Instruction:
Copy out the records in full, word for word, without pictures.

Listing:
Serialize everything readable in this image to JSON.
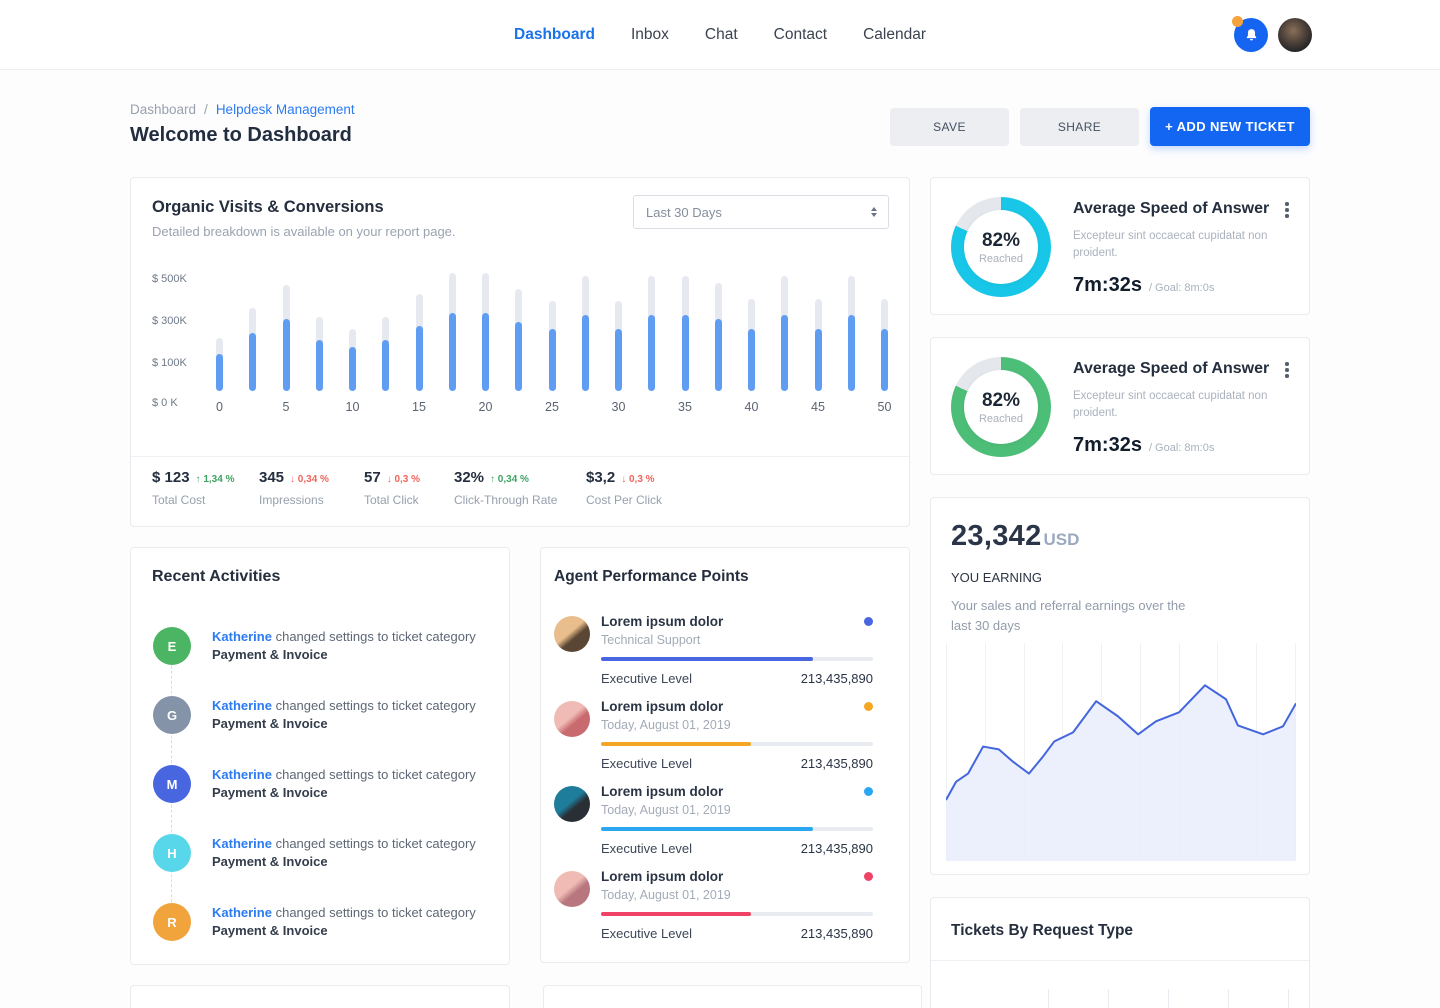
{
  "topbar": {
    "nav": [
      {
        "label": "Dashboard",
        "active": true
      },
      {
        "label": "Inbox",
        "active": false
      },
      {
        "label": "Chat",
        "active": false
      },
      {
        "label": "Contact",
        "active": false
      },
      {
        "label": "Calendar",
        "active": false
      }
    ],
    "notification_badge": true,
    "badge_color": "#F5A33C",
    "notification_button_color": "#1565F2"
  },
  "page": {
    "breadcrumb": {
      "root": "Dashboard",
      "separator": "/",
      "current": "Helpdesk Management"
    },
    "title": "Welcome to Dashboard",
    "actions": {
      "save": "SAVE",
      "share": "SHARE",
      "add_ticket": "+ ADD NEW TICKET"
    }
  },
  "organic": {
    "title": "Organic Visits & Conversions",
    "subtitle": "Detailed breakdown is available on your report page.",
    "range_select": "Last 30 Days",
    "stats": [
      {
        "value": "$ 123",
        "delta": "1,34 %",
        "direction": "up",
        "label": "Total Cost"
      },
      {
        "value": "345",
        "delta": "0,34 %",
        "direction": "down",
        "label": "Impressions"
      },
      {
        "value": "57",
        "delta": "0,3 %",
        "direction": "down",
        "label": "Total Click"
      },
      {
        "value": "32%",
        "delta": "0,34 %",
        "direction": "up",
        "label": "Click-Through Rate"
      },
      {
        "value": "$3,2",
        "delta": "0,3 %",
        "direction": "down",
        "label": "Cost Per Click"
      }
    ],
    "delta_colors": {
      "up": "#3FA463",
      "down": "#F0655C"
    }
  },
  "chart_data": [
    {
      "type": "bar",
      "title": "Organic Visits & Conversions",
      "x": [
        0,
        2.5,
        5,
        7.5,
        10,
        12.5,
        15,
        17.5,
        20,
        22.5,
        25,
        27.5,
        30,
        32.5,
        35,
        37.5,
        40,
        42.5,
        45,
        47.5,
        50
      ],
      "series": [
        {
          "name": "target-total",
          "values": [
            230,
            360,
            460,
            320,
            270,
            320,
            420,
            510,
            510,
            440,
            390,
            500,
            390,
            500,
            500,
            470,
            400,
            500,
            400,
            500,
            400
          ]
        },
        {
          "name": "organic-visits",
          "values": [
            160,
            250,
            310,
            220,
            190,
            220,
            280,
            340,
            340,
            300,
            270,
            330,
            270,
            330,
            330,
            310,
            270,
            330,
            270,
            330,
            270
          ]
        }
      ],
      "unit": "$K",
      "y_ticks": [
        "$ 500K",
        "$ 300K",
        "$ 100K",
        "$ 0 K"
      ],
      "x_tick_step": 5,
      "ylim": [
        0,
        520
      ],
      "grid": false,
      "legend": false,
      "colors": {
        "track": "#E6E9EF",
        "fill": "#5F9DF2"
      }
    },
    {
      "type": "area",
      "title": "You Earning — sales and referral earnings, last 30 days",
      "points": [
        [
          0,
          72
        ],
        [
          2.9,
          63.6
        ],
        [
          6.3,
          59.9
        ],
        [
          10.6,
          47.5
        ],
        [
          15.1,
          48.8
        ],
        [
          19.1,
          54.4
        ],
        [
          23.7,
          59.9
        ],
        [
          27.7,
          52.1
        ],
        [
          30.9,
          45.2
        ],
        [
          36.3,
          41
        ],
        [
          42.9,
          26.7
        ],
        [
          49.1,
          33.6
        ],
        [
          54.9,
          41.9
        ],
        [
          60,
          35.9
        ],
        [
          66.6,
          31.8
        ],
        [
          74,
          19.4
        ],
        [
          80,
          25.8
        ],
        [
          83.4,
          37.8
        ],
        [
          90.6,
          41.9
        ],
        [
          96.3,
          38.2
        ],
        [
          100,
          27.7
        ]
      ],
      "color": "#4365DD",
      "fill": "#E9EDFB",
      "grid": "vertical",
      "gridline_count": 10,
      "axis_labels": false
    }
  ],
  "recent": {
    "title": "Recent Activities",
    "items": [
      {
        "initial": "E",
        "color": "#4CB563",
        "user": "Katherine",
        "action": "changed settings to ticket category",
        "target": "Payment & Invoice"
      },
      {
        "initial": "G",
        "color": "#8493A8",
        "user": "Katherine",
        "action": "changed settings to ticket category",
        "target": "Payment & Invoice"
      },
      {
        "initial": "M",
        "color": "#4866E0",
        "user": "Katherine",
        "action": "changed settings to ticket category",
        "target": "Payment & Invoice"
      },
      {
        "initial": "H",
        "color": "#59D7EA",
        "user": "Katherine",
        "action": "changed settings to ticket category",
        "target": "Payment & Invoice"
      },
      {
        "initial": "R",
        "color": "#F1A33C",
        "user": "Katherine",
        "action": "changed settings to ticket category",
        "target": "Payment & Invoice"
      }
    ]
  },
  "agents": {
    "title": "Agent Performance Points",
    "level_label": "Executive Level",
    "items": [
      {
        "name": "Lorem ipsum dolor",
        "subtitle": "Technical Support",
        "status_color": "#4866E0",
        "progress": 78,
        "points": "213,435,890",
        "avatar_colors": [
          "#E9BE8C",
          "#5A4634"
        ]
      },
      {
        "name": "Lorem ipsum dolor",
        "subtitle": "Today, August 01, 2019",
        "status_color": "#F5A623",
        "progress": 55,
        "points": "213,435,890",
        "avatar_colors": [
          "#F0BBB5",
          "#C96A6F"
        ]
      },
      {
        "name": "Lorem ipsum dolor",
        "subtitle": "Today, August 01, 2019",
        "status_color": "#2BA7F2",
        "progress": 78,
        "points": "213,435,890",
        "avatar_colors": [
          "#1F7D9C",
          "#2A2E35"
        ]
      },
      {
        "name": "Lorem ipsum dolor",
        "subtitle": "Today, August 01, 2019",
        "status_color": "#EF4266",
        "progress": 55,
        "points": "213,435,890",
        "avatar_colors": [
          "#F0BBB5",
          "#B8777E"
        ]
      }
    ]
  },
  "speed_cards": [
    {
      "percent": "82%",
      "caption": "Reached",
      "title": "Average Speed of Answer",
      "description": "Excepteur sint occaecat cupidatat non proident.",
      "time": "7m:32s",
      "goal": "/ Goal: 8m:0s",
      "ring_color": "#18C7E8",
      "progress": 82
    },
    {
      "percent": "82%",
      "caption": "Reached",
      "title": "Average Speed of Answer",
      "description": "Excepteur sint occaecat cupidatat non proident.",
      "time": "7m:32s",
      "goal": "/ Goal: 8m:0s",
      "ring_color": "#4DBE78",
      "progress": 82
    }
  ],
  "earnings": {
    "amount": "23,342",
    "currency": "USD",
    "heading": "YOU EARNING",
    "description": "Your sales and referral earnings over the last 30 days"
  },
  "tickets": {
    "title": "Tickets By Request Type"
  }
}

Result of the exercise:
Serialize everything readable in this image to JSON.
{
  "topbar": {
    "nav": [
      {
        "label": "Dashboard",
        "active": true
      },
      {
        "label": "Inbox",
        "active": false
      },
      {
        "label": "Chat",
        "active": false
      },
      {
        "label": "Contact",
        "active": false
      },
      {
        "label": "Calendar",
        "active": false
      }
    ],
    "notification_badge": true,
    "badge_color": "#F5A33C",
    "notification_button_color": "#1565F2"
  },
  "page": {
    "breadcrumb": {
      "root": "Dashboard",
      "separator": "/",
      "current": "Helpdesk Management"
    },
    "title": "Welcome to Dashboard",
    "actions": {
      "save": "SAVE",
      "share": "SHARE",
      "add_ticket": "+ ADD NEW TICKET"
    }
  },
  "organic": {
    "title": "Organic Visits & Conversions",
    "subtitle": "Detailed breakdown is available on your report page.",
    "range_select": "Last 30 Days",
    "stats": [
      {
        "value": "$ 123",
        "delta": "1,34 %",
        "direction": "up",
        "label": "Total Cost"
      },
      {
        "value": "345",
        "delta": "0,34 %",
        "direction": "down",
        "label": "Impressions"
      },
      {
        "value": "57",
        "delta": "0,3 %",
        "direction": "down",
        "label": "Total Click"
      },
      {
        "value": "32%",
        "delta": "0,34 %",
        "direction": "up",
        "label": "Click-Through Rate"
      },
      {
        "value": "$3,2",
        "delta": "0,3 %",
        "direction": "down",
        "label": "Cost Per Click"
      }
    ],
    "delta_colors": {
      "up": "#3FA463",
      "down": "#F0655C"
    }
  },
  "chart_data": [
    {
      "type": "bar",
      "title": "Organic Visits & Conversions",
      "x": [
        0,
        2.5,
        5,
        7.5,
        10,
        12.5,
        15,
        17.5,
        20,
        22.5,
        25,
        27.5,
        30,
        32.5,
        35,
        37.5,
        40,
        42.5,
        45,
        47.5,
        50
      ],
      "series": [
        {
          "name": "target-total",
          "values": [
            230,
            360,
            460,
            320,
            270,
            320,
            420,
            510,
            510,
            440,
            390,
            500,
            390,
            500,
            500,
            470,
            400,
            500,
            400,
            500,
            400
          ]
        },
        {
          "name": "organic-visits",
          "values": [
            160,
            250,
            310,
            220,
            190,
            220,
            280,
            340,
            340,
            300,
            270,
            330,
            270,
            330,
            330,
            310,
            270,
            330,
            270,
            330,
            270
          ]
        }
      ],
      "unit": "$K",
      "y_ticks": [
        "$ 500K",
        "$ 300K",
        "$ 100K",
        "$ 0 K"
      ],
      "x_tick_step": 5,
      "ylim": [
        0,
        520
      ],
      "grid": false,
      "legend": false,
      "colors": {
        "track": "#E6E9EF",
        "fill": "#5F9DF2"
      }
    },
    {
      "type": "area",
      "title": "You Earning — sales and referral earnings, last 30 days",
      "points": [
        [
          0,
          72
        ],
        [
          2.9,
          63.6
        ],
        [
          6.3,
          59.9
        ],
        [
          10.6,
          47.5
        ],
        [
          15.1,
          48.8
        ],
        [
          19.1,
          54.4
        ],
        [
          23.7,
          59.9
        ],
        [
          27.7,
          52.1
        ],
        [
          30.9,
          45.2
        ],
        [
          36.3,
          41
        ],
        [
          42.9,
          26.7
        ],
        [
          49.1,
          33.6
        ],
        [
          54.9,
          41.9
        ],
        [
          60,
          35.9
        ],
        [
          66.6,
          31.8
        ],
        [
          74,
          19.4
        ],
        [
          80,
          25.8
        ],
        [
          83.4,
          37.8
        ],
        [
          90.6,
          41.9
        ],
        [
          96.3,
          38.2
        ],
        [
          100,
          27.7
        ]
      ],
      "color": "#4365DD",
      "fill": "#E9EDFB",
      "grid": "vertical",
      "gridline_count": 10,
      "axis_labels": false
    }
  ],
  "recent": {
    "title": "Recent Activities",
    "items": [
      {
        "initial": "E",
        "color": "#4CB563",
        "user": "Katherine",
        "action": "changed settings to ticket category",
        "target": "Payment & Invoice"
      },
      {
        "initial": "G",
        "color": "#8493A8",
        "user": "Katherine",
        "action": "changed settings to ticket category",
        "target": "Payment & Invoice"
      },
      {
        "initial": "M",
        "color": "#4866E0",
        "user": "Katherine",
        "action": "changed settings to ticket category",
        "target": "Payment & Invoice"
      },
      {
        "initial": "H",
        "color": "#59D7EA",
        "user": "Katherine",
        "action": "changed settings to ticket category",
        "target": "Payment & Invoice"
      },
      {
        "initial": "R",
        "color": "#F1A33C",
        "user": "Katherine",
        "action": "changed settings to ticket category",
        "target": "Payment & Invoice"
      }
    ]
  },
  "agents": {
    "title": "Agent Performance Points",
    "level_label": "Executive Level",
    "items": [
      {
        "name": "Lorem ipsum dolor",
        "subtitle": "Technical Support",
        "status_color": "#4866E0",
        "progress": 78,
        "points": "213,435,890",
        "avatar_colors": [
          "#E9BE8C",
          "#5A4634"
        ]
      },
      {
        "name": "Lorem ipsum dolor",
        "subtitle": "Today, August 01, 2019",
        "status_color": "#F5A623",
        "progress": 55,
        "points": "213,435,890",
        "avatar_colors": [
          "#F0BBB5",
          "#C96A6F"
        ]
      },
      {
        "name": "Lorem ipsum dolor",
        "subtitle": "Today, August 01, 2019",
        "status_color": "#2BA7F2",
        "progress": 78,
        "points": "213,435,890",
        "avatar_colors": [
          "#1F7D9C",
          "#2A2E35"
        ]
      },
      {
        "name": "Lorem ipsum dolor",
        "subtitle": "Today, August 01, 2019",
        "status_color": "#EF4266",
        "progress": 55,
        "points": "213,435,890",
        "avatar_colors": [
          "#F0BBB5",
          "#B8777E"
        ]
      }
    ]
  },
  "speed_cards": [
    {
      "percent": "82%",
      "caption": "Reached",
      "title": "Average Speed of Answer",
      "description": "Excepteur sint occaecat cupidatat non proident.",
      "time": "7m:32s",
      "goal": "/ Goal: 8m:0s",
      "ring_color": "#18C7E8",
      "progress": 82
    },
    {
      "percent": "82%",
      "caption": "Reached",
      "title": "Average Speed of Answer",
      "description": "Excepteur sint occaecat cupidatat non proident.",
      "time": "7m:32s",
      "goal": "/ Goal: 8m:0s",
      "ring_color": "#4DBE78",
      "progress": 82
    }
  ],
  "earnings": {
    "amount": "23,342",
    "currency": "USD",
    "heading": "YOU EARNING",
    "description": "Your sales and referral earnings over the last 30 days"
  },
  "tickets": {
    "title": "Tickets By Request Type"
  }
}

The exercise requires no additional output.